* BEGIN Task inputs *

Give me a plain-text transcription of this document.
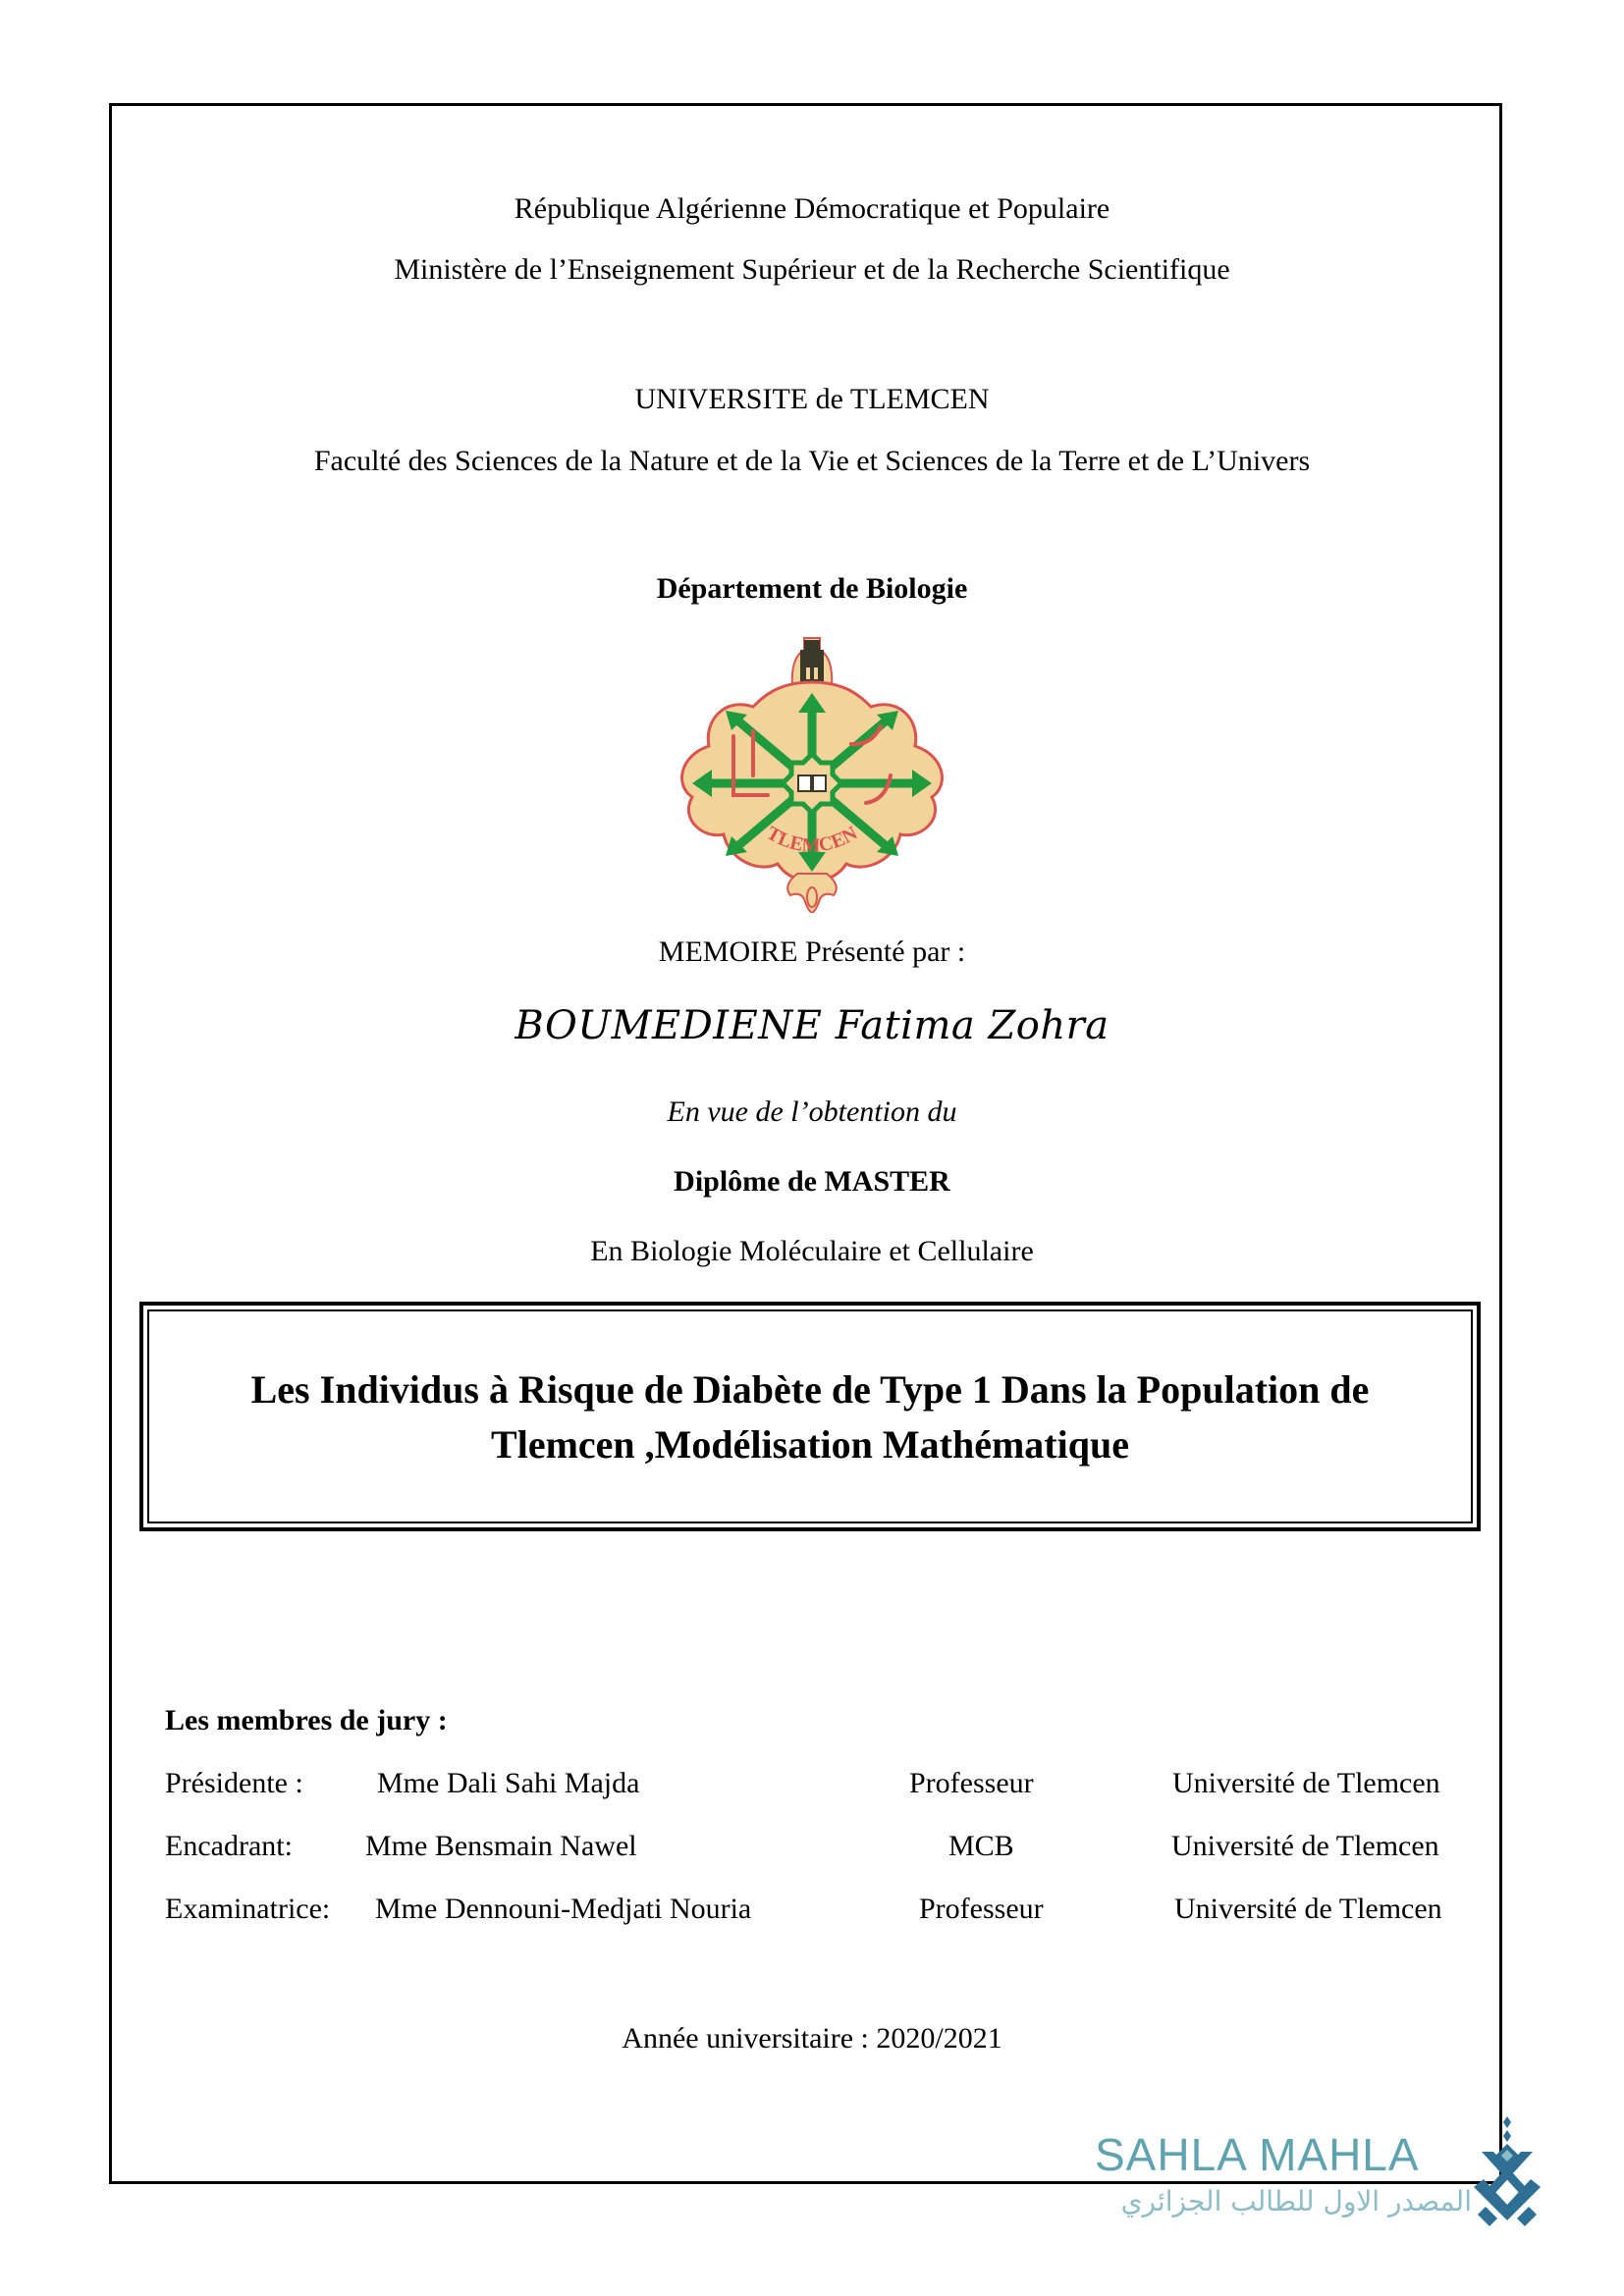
République Algérienne Démocratique et Populaire
Ministère de l’Enseignement Supérieur et de la Recherche Scientifique
UNIVERSITE de TLEMCEN
Faculté des Sciences de la Nature et de la Vie et Sciences de la Terre et de L’Univers
Département de Biologie
TLEMCEN
MEMOIRE Présenté par :
BOUMEDIENE Fatima Zohra
En vue de l’obtention du
Diplôme de MASTER
En Biologie Moléculaire et Cellulaire
Les Individus à Risque de Diabète de Type 1 Dans la Population de
Tlemcen ,Modélisation Mathématique
Les membres de jury :
Présidente :	Mme Dali Sahi Majda	Professeur	Université de Tlemcen
Encadrant: Mme Bensmain Nawel	MCB	Université de Tlemcen
Examinatrice: Mme Dennouni-Medjati Nouria	Professeur	Université de Tlemcen
Année universitaire : 2020/2021
SAHLA MAHLA
المصدر الاول للطالب الجزائري
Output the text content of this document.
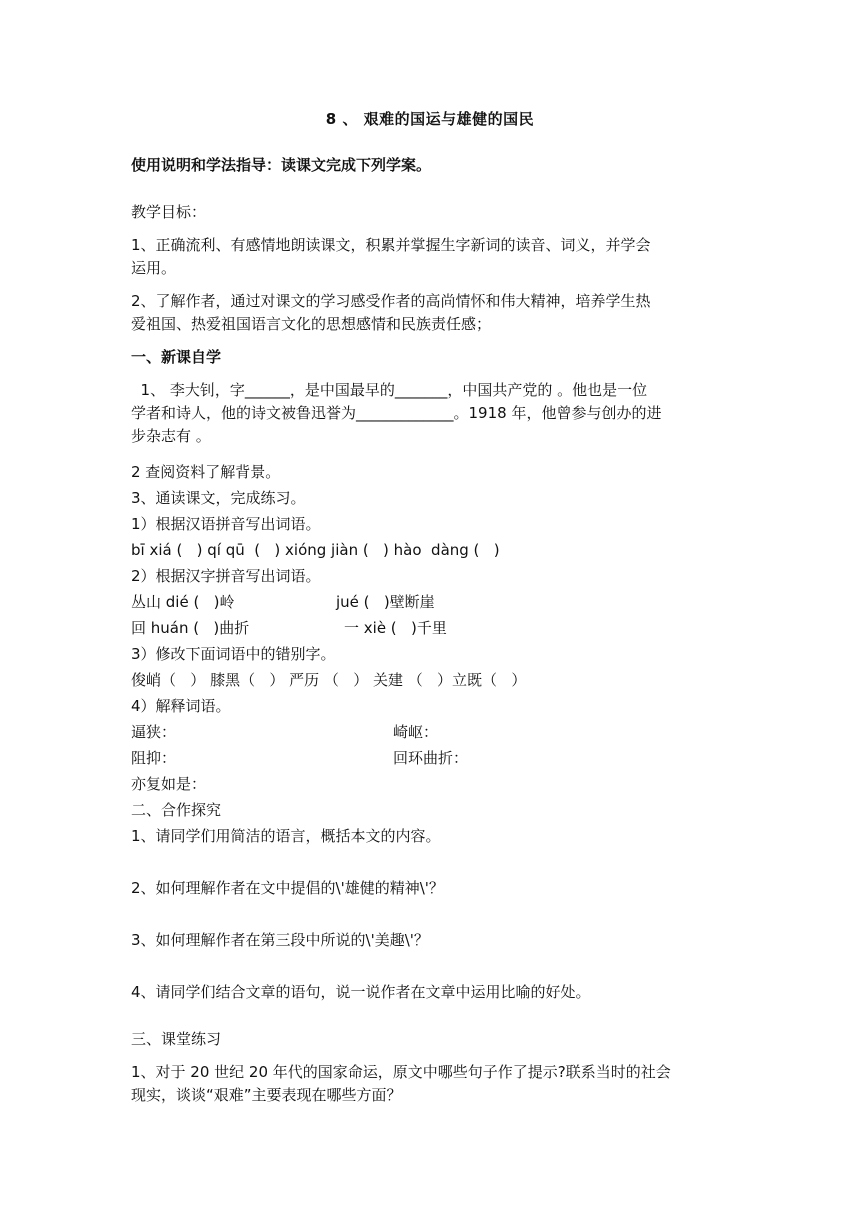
8 、 艰难的国运与雄健的国民
使用说明和学法指导：读课文完成下列学案。
教学目标：
1、正确流利、有感情地朗读课文，积累并掌握生字新词的读音、词义，并学会
运用。
2、了解作者，通过对课文的学习感受作者的高尚情怀和伟大精神，培养学生热
爱祖国、热爱祖国语言文化的思想感情和民族责任感；
一、新课自学
1、 李大钊，字______，是中国最早的_______，中国共产党的 。他也是一位
学者和诗人，他的诗文被鲁迅誉为_____________。1918 年，他曾参与创办的进
步杂志有 。
2 查阅资料了解背景。
3、通读课文，完成练习。
1）根据汉语拼音写出词语。
bī xiá (   ) qí qū  (   ) xióng jiàn (   ) hào  dàng (   )
2）根据汉字拼音写出词语。
丛山 dié (   )岭	jué (   )壁断崖
回 huán (   )曲折	一 xiè (   )千里
3）修改下面词语中的错别字。
俊峭（   ） 膝黑（   ） 严历 （   ） 关建 （   ）立既（   ）
4）解释词语。
逼狭：	崎岖：
阻抑：	回环曲折：
亦复如是：
二、合作探究
1、请同学们用简洁的语言，概括本文的内容。
2、如何理解作者在文中提倡的\'雄健的精神\'？
3、如何理解作者在第三段中所说的\'美趣\'？
4、请同学们结合文章的语句，说一说作者在文章中运用比喻的好处。
三、课堂练习
1、对于 20 世纪 20 年代的国家命运，原文中哪些句子作了提示?联系当时的社会
现实，谈谈“艰难”主要表现在哪些方面？
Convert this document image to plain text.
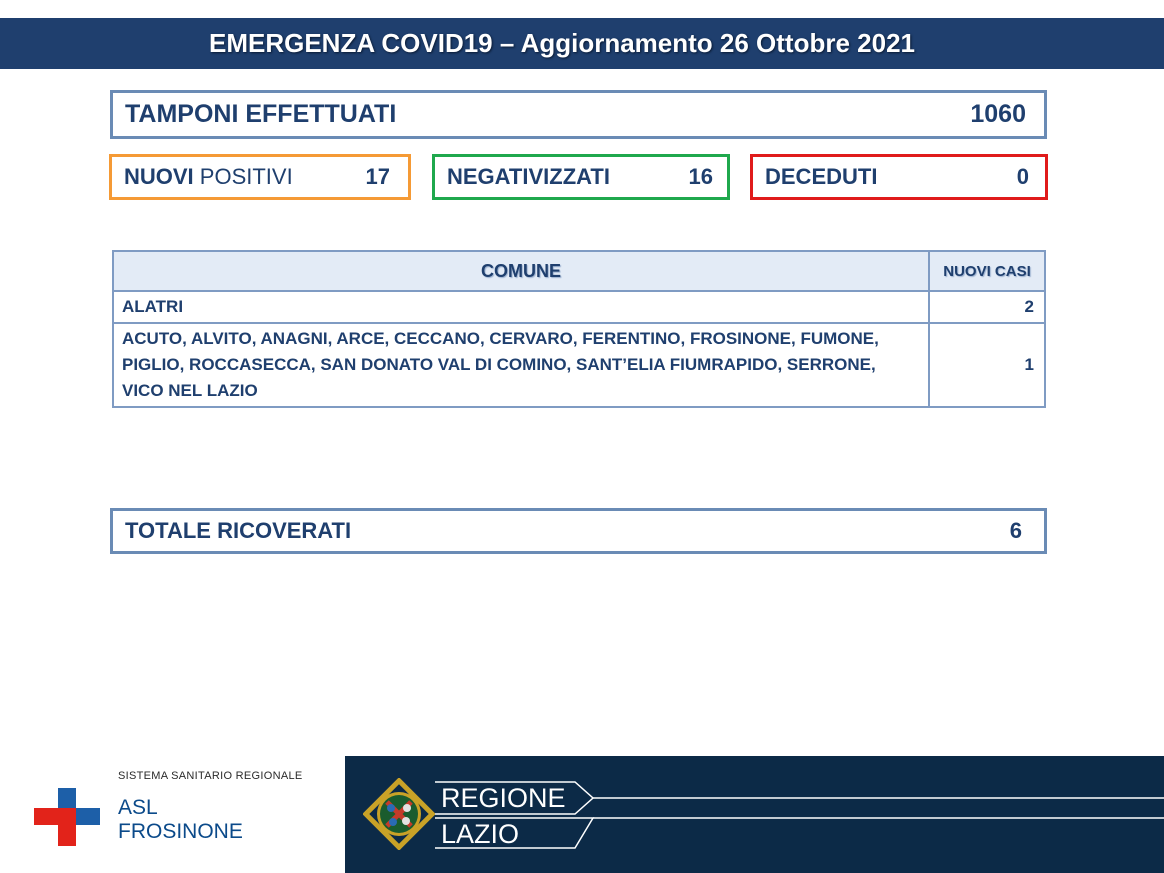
EMERGENZA COVID19 – Aggiornamento 26 Ottobre 2021
TAMPONI EFFETTUATI	1060
NUOVI POSITIVI	17	NEGATIVIZZATI	16 DECEDUTI	0
COMUNE	NUOVI CASI
ALATRI	2
ACUTO, ALVITO, ANAGNI, ARCE, CECCANO, CERVARO, FERENTINO, FROSINONE, FUMONE, PIGLIO, ROCCASECCA, SAN DONATO VAL DI COMINO, SANT’ELIA FIUMRAPIDO, SERRONE, VICO NEL LAZIO	1
TOTALE RICOVERATI	6
SISTEMA SANITARIO REGIONALE
ASL
FROSINONE
REGIONE
LAZIO
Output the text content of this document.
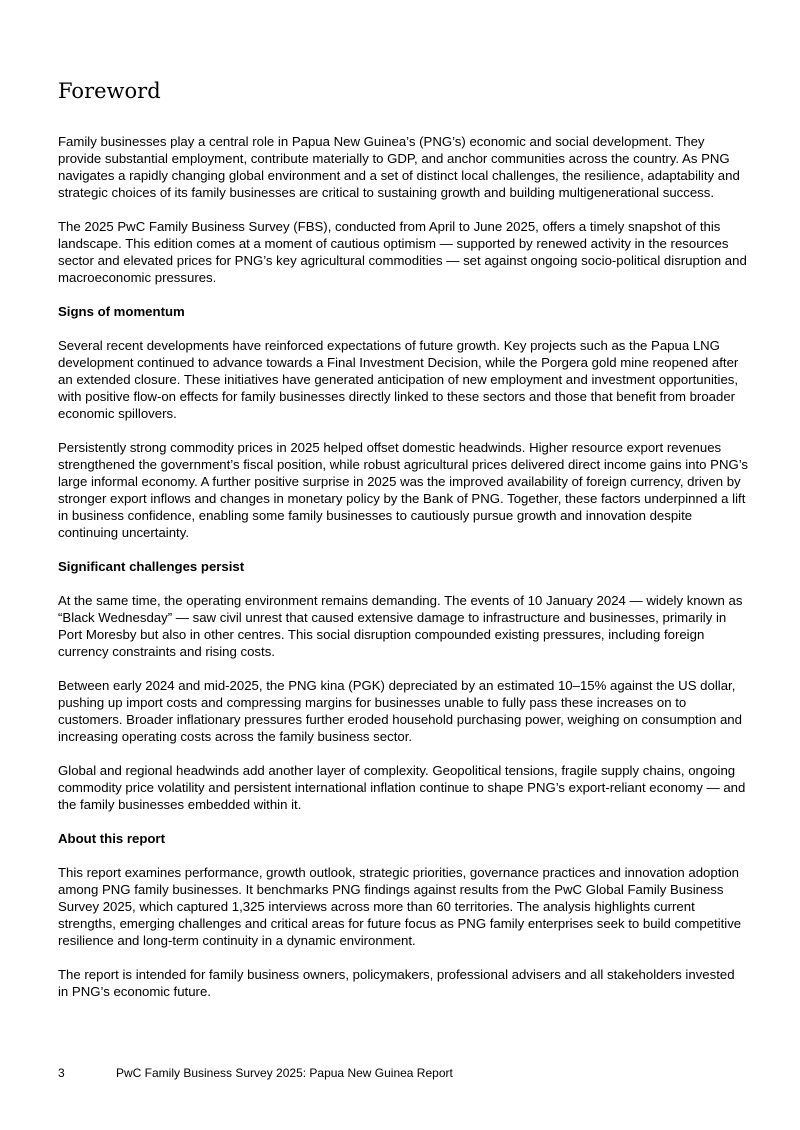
Foreword

Family businesses play a central role in Papua New Guinea’s (PNG’s) economic and social development. They provide substantial employment, contribute materially to GDP, and anchor communities across the country. As PNG navigates a rapidly changing global environment and a set of distinct local challenges, the resilience, adaptability and strategic choices of its family businesses are critical to sustaining growth and building multigenerational success.

The 2025 PwC Family Business Survey (FBS), conducted from April to June 2025, offers a timely snapshot of this landscape. This edition comes at a moment of cautious optimism — supported by renewed activity in the resources sector and elevated prices for PNG’s key agricultural commodities — set against ongoing socio-political disruption and macroeconomic pressures.

Signs of momentum

Several recent developments have reinforced expectations of future growth. Key projects such as the Papua LNG development continued to advance towards a Final Investment Decision, while the Porgera gold mine reopened after an extended closure. These initiatives have generated anticipation of new employment and investment opportunities, with positive flow-on effects for family businesses directly linked to these sectors and those that benefit from broader economic spillovers.

Persistently strong commodity prices in 2025 helped offset domestic headwinds. Higher resource export revenues strengthened the government’s fiscal position, while robust agricultural prices delivered direct income gains into PNG’s large informal economy. A further positive surprise in 2025 was the improved availability of foreign currency, driven by stronger export inflows and changes in monetary policy by the Bank of PNG. Together, these factors underpinned a lift in business confidence, enabling some family businesses to cautiously pursue growth and innovation despite continuing uncertainty.

Significant challenges persist

At the same time, the operating environment remains demanding. The events of 10 January 2024 — widely known as “Black Wednesday” — saw civil unrest that caused extensive damage to infrastructure and businesses, primarily in Port Moresby but also in other centres. This social disruption compounded existing pressures, including foreign currency constraints and rising costs.

Between early 2024 and mid-2025, the PNG kina (PGK) depreciated by an estimated 10–15% against the US dollar, pushing up import costs and compressing margins for businesses unable to fully pass these increases on to customers. Broader inflationary pressures further eroded household purchasing power, weighing on consumption and increasing operating costs across the family business sector.

Global and regional headwinds add another layer of complexity. Geopolitical tensions, fragile supply chains, ongoing commodity price volatility and persistent international inflation continue to shape PNG’s export-reliant economy — and the family businesses embedded within it.

About this report

This report examines performance, growth outlook, strategic priorities, governance practices and innovation adoption among PNG family businesses. It benchmarks PNG findings against results from the PwC Global Family Business Survey 2025, which captured 1,325 interviews across more than 60 territories. The analysis highlights current strengths, emerging challenges and critical areas for future focus as PNG family enterprises seek to build competitive resilience and long-term continuity in a dynamic environment.

The report is intended for family business owners, policymakers, professional advisers and all stakeholders invested in PNG’s economic future.

3	PwC Family Business Survey 2025: Papua New Guinea Report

* END Task inputs *

* **Task description**: Reproduce each entry precisely, dropping only the pictures.

* **Task result**:
Give me a plain-text transcription of this document.
République Algérienne Démocratique et Populaire
Ministère de l’Enseignement Supérieur et de la Recherche Scientifique
UNIVERSITE de TLEMCEN
Faculté des Sciences de la Nature et de la Vie et Sciences de la Terre et de L’Univers
Département de Biologie
TLEMCEN
MEMOIRE Présenté par :
BOUMEDIENE Fatima Zohra
En vue de l’obtention du
Diplôme de MASTER
En Biologie Moléculaire et Cellulaire
Les Individus à Risque de Diabète de Type 1 Dans la Population de
Tlemcen ,Modélisation Mathématique
Les membres de jury :
Présidente :	Mme Dali Sahi Majda	Professeur	Université de Tlemcen
Encadrant: Mme Bensmain Nawel	MCB	Université de Tlemcen
Examinatrice: Mme Dennouni-Medjati Nouria	Professeur	Université de Tlemcen
Année universitaire : 2020/2021
SAHLA MAHLA
المصدر الاول للطالب الجزائري
Output the text content of this document.
8 、 艰难的国运与雄健的国民
使用说明和学法指导：读课文完成下列学案。
教学目标：
1、正确流利、有感情地朗读课文，积累并掌握生字新词的读音、词义，并学会
运用。
2、了解作者，通过对课文的学习感受作者的高尚情怀和伟大精神，培养学生热
爱祖国、热爱祖国语言文化的思想感情和民族责任感；
一、新课自学
1、 李大钊，字______，是中国最早的_______，中国共产党的 。他也是一位
学者和诗人，他的诗文被鲁迅誉为_____________。1918 年，他曾参与创办的进
步杂志有 。
2 查阅资料了解背景。
3、通读课文，完成练习。
1）根据汉语拼音写出词语。
bī xiá (   ) qí qū  (   ) xióng jiàn (   ) hào  dàng (   )
2）根据汉字拼音写出词语。
丛山 dié (   )岭	jué (   )壁断崖
回 huán (   )曲折	一 xiè (   )千里
3）修改下面词语中的错别字。
俊峭（   ） 膝黑（   ） 严历 （   ） 关建 （   ）立既（   ）
4）解释词语。
逼狭：	崎岖：
阻抑：	回环曲折：
亦复如是：
二、合作探究
1、请同学们用简洁的语言，概括本文的内容。
2、如何理解作者在文中提倡的\'雄健的精神\'？
3、如何理解作者在第三段中所说的\'美趣\'？
4、请同学们结合文章的语句，说一说作者在文章中运用比喻的好处。
三、课堂练习
1、对于 20 世纪 20 年代的国家命运，原文中哪些句子作了提示?联系当时的社会
现实，谈谈“艰难”主要表现在哪些方面？
Convert this document image to plain text.
EMERGENZA COVID19 – Aggiornamento 26 Ottobre 2021
TAMPONI EFFETTUATI	1060
NUOVI POSITIVI	17	NEGATIVIZZATI	16 DECEDUTI	0
COMUNE	NUOVI CASI
ALATRI	2
ACUTO, ALVITO, ANAGNI, ARCE, CECCANO, CERVARO, FERENTINO, FROSINONE, FUMONE, PIGLIO, ROCCASECCA, SAN DONATO VAL DI COMINO, SANT’ELIA FIUMRAPIDO, SERRONE, VICO NEL LAZIO	1
TOTALE RICOVERATI	6
SISTEMA SANITARIO REGIONALE
ASL
FROSINONE
REGIONE
LAZIO
Output the text content of this document.
Foreword

Family businesses play a central role in Papua New Guinea’s (PNG’s) economic and social development. They provide substantial employment, contribute materially to GDP, and anchor communities across the country. As PNG navigates a rapidly changing global environment and a set of distinct local challenges, the resilience, adaptability and strategic choices of its family businesses are critical to sustaining growth and building multigenerational success.

The 2025 PwC Family Business Survey (FBS), conducted from April to June 2025, offers a timely snapshot of this landscape. This edition comes at a moment of cautious optimism — supported by renewed activity in the resources sector and elevated prices for PNG’s key agricultural commodities — set against ongoing socio-political disruption and macroeconomic pressures.

Signs of momentum

Several recent developments have reinforced expectations of future growth. Key projects such as the Papua LNG development continued to advance towards a Final Investment Decision, while the Porgera gold mine reopened after an extended closure. These initiatives have generated anticipation of new employment and investment opportunities, with positive flow-on effects for family businesses directly linked to these sectors and those that benefit from broader economic spillovers.

Persistently strong commodity prices in 2025 helped offset domestic headwinds. Higher resource export revenues strengthened the government’s fiscal position, while robust agricultural prices delivered direct income gains into PNG’s large informal economy. A further positive surprise in 2025 was the improved availability of foreign currency, driven by stronger export inflows and changes in monetary policy by the Bank of PNG. Together, these factors underpinned a lift in business confidence, enabling some family businesses to cautiously pursue growth and innovation despite continuing uncertainty.

Significant challenges persist

At the same time, the operating environment remains demanding. The events of 10 January 2024 — widely known as “Black Wednesday” — saw civil unrest that caused extensive damage to infrastructure and businesses, primarily in Port Moresby but also in other centres. This social disruption compounded existing pressures, including foreign currency constraints and rising costs.

Between early 2024 and mid-2025, the PNG kina (PGK) depreciated by an estimated 10–15% against the US dollar, pushing up import costs and compressing margins for businesses unable to fully pass these increases on to customers. Broader inflationary pressures further eroded household purchasing power, weighing on consumption and increasing operating costs across the family business sector.

Global and regional headwinds add another layer of complexity. Geopolitical tensions, fragile supply chains, ongoing commodity price volatility and persistent international inflation continue to shape PNG’s export-reliant economy — and the family businesses embedded within it.

About this report

This report examines performance, growth outlook, strategic priorities, governance practices and innovation adoption among PNG family businesses. It benchmarks PNG findings against results from the PwC Global Family Business Survey 2025, which captured 1,325 interviews across more than 60 territories. The analysis highlights current strengths, emerging challenges and critical areas for future focus as PNG family enterprises seek to build competitive resilience and long-term continuity in a dynamic environment.

The report is intended for family business owners, policymakers, professional advisers and all stakeholders invested in PNG’s economic future.

3	PwC Family Business Survey 2025: Papua New Guinea Report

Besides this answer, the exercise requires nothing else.